» Written instruction
Print out each record below, unaltered and complete, without its images.

» Data in this exercise

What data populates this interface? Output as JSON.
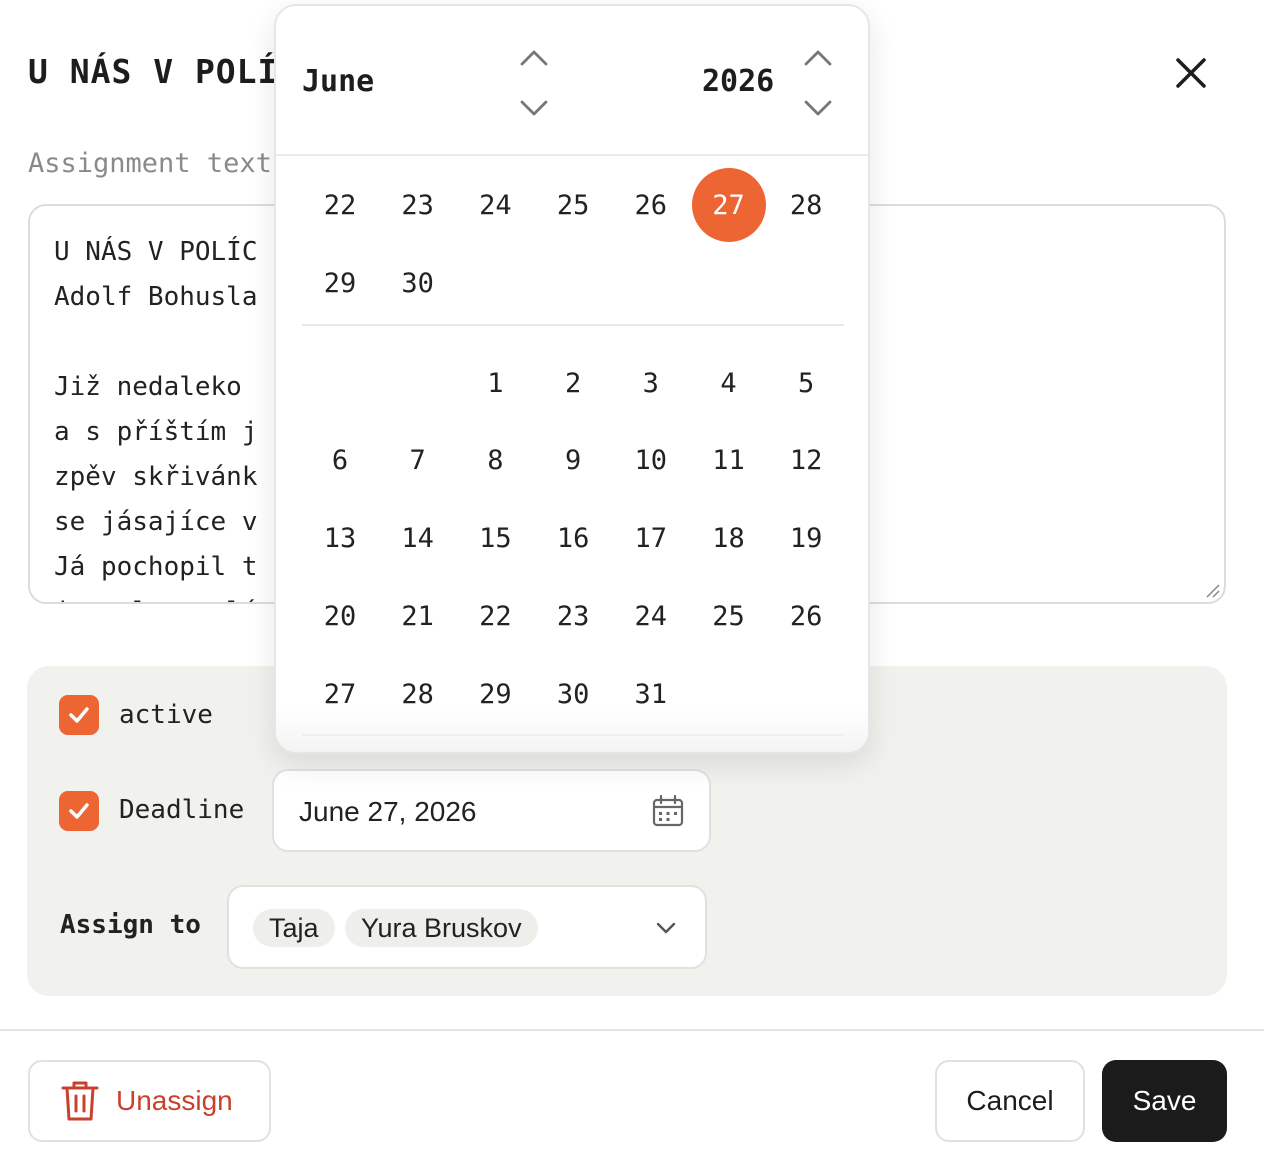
{
  "dialog": {
    "title": "U NÁS V POLÍ",
    "close_icon": "close-icon"
  },
  "assignment": {
    "label": "Assignment text",
    "lines": [
      "U NÁS V POLÍC",
      "Adolf Bohusla",
      "",
      "Již nedaleko",
      "a s příštím j",
      "zpěv skřivánk",
      "se jásajíce v",
      "Já pochopil t",
      "jsa slunce lí"
    ]
  },
  "options": {
    "active_label": "active",
    "active_checked": true,
    "deadline_label": "Deadline",
    "deadline_checked": true,
    "deadline_value": "June 27, 2026",
    "assign_label": "Assign to",
    "assignees": [
      "Taja",
      "Yura Bruskov"
    ]
  },
  "date_picker": {
    "month": "June",
    "year": "2026",
    "selected_day": "27",
    "prev_month_row1": [
      "22",
      "23",
      "24",
      "25",
      "26",
      "27",
      "28"
    ],
    "prev_month_row2": [
      "29",
      "30"
    ],
    "weeks": [
      [
        "",
        "",
        "1",
        "2",
        "3",
        "4",
        "5"
      ],
      [
        "6",
        "7",
        "8",
        "9",
        "10",
        "11",
        "12"
      ],
      [
        "13",
        "14",
        "15",
        "16",
        "17",
        "18",
        "19"
      ],
      [
        "20",
        "21",
        "22",
        "23",
        "24",
        "25",
        "26"
      ],
      [
        "27",
        "28",
        "29",
        "30",
        "31",
        "",
        ""
      ]
    ],
    "accent_color": "#ED6533"
  },
  "footer": {
    "unassign_label": "Unassign",
    "cancel_label": "Cancel",
    "save_label": "Save"
  }
}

» The answer
What data populates this interface? Output as JSON.
{
  "dialog": {
    "title": "U NÁS V POLÍ",
    "close_icon": "close-icon"
  },
  "assignment": {
    "label": "Assignment text",
    "lines": [
      "U NÁS V POLÍC",
      "Adolf Bohusla",
      "",
      "Již nedaleko",
      "a s příštím j",
      "zpěv skřivánk",
      "se jásajíce v",
      "Já pochopil t",
      "jsa slunce lí"
    ]
  },
  "options": {
    "active_label": "active",
    "active_checked": true,
    "deadline_label": "Deadline",
    "deadline_checked": true,
    "deadline_value": "June 27, 2026",
    "assign_label": "Assign to",
    "assignees": [
      "Taja",
      "Yura Bruskov"
    ]
  },
  "date_picker": {
    "month": "June",
    "year": "2026",
    "selected_day": "27",
    "prev_month_row1": [
      "22",
      "23",
      "24",
      "25",
      "26",
      "27",
      "28"
    ],
    "prev_month_row2": [
      "29",
      "30"
    ],
    "weeks": [
      [
        "",
        "",
        "1",
        "2",
        "3",
        "4",
        "5"
      ],
      [
        "6",
        "7",
        "8",
        "9",
        "10",
        "11",
        "12"
      ],
      [
        "13",
        "14",
        "15",
        "16",
        "17",
        "18",
        "19"
      ],
      [
        "20",
        "21",
        "22",
        "23",
        "24",
        "25",
        "26"
      ],
      [
        "27",
        "28",
        "29",
        "30",
        "31",
        "",
        ""
      ]
    ],
    "accent_color": "#ED6533"
  },
  "footer": {
    "unassign_label": "Unassign",
    "cancel_label": "Cancel",
    "save_label": "Save"
  }
}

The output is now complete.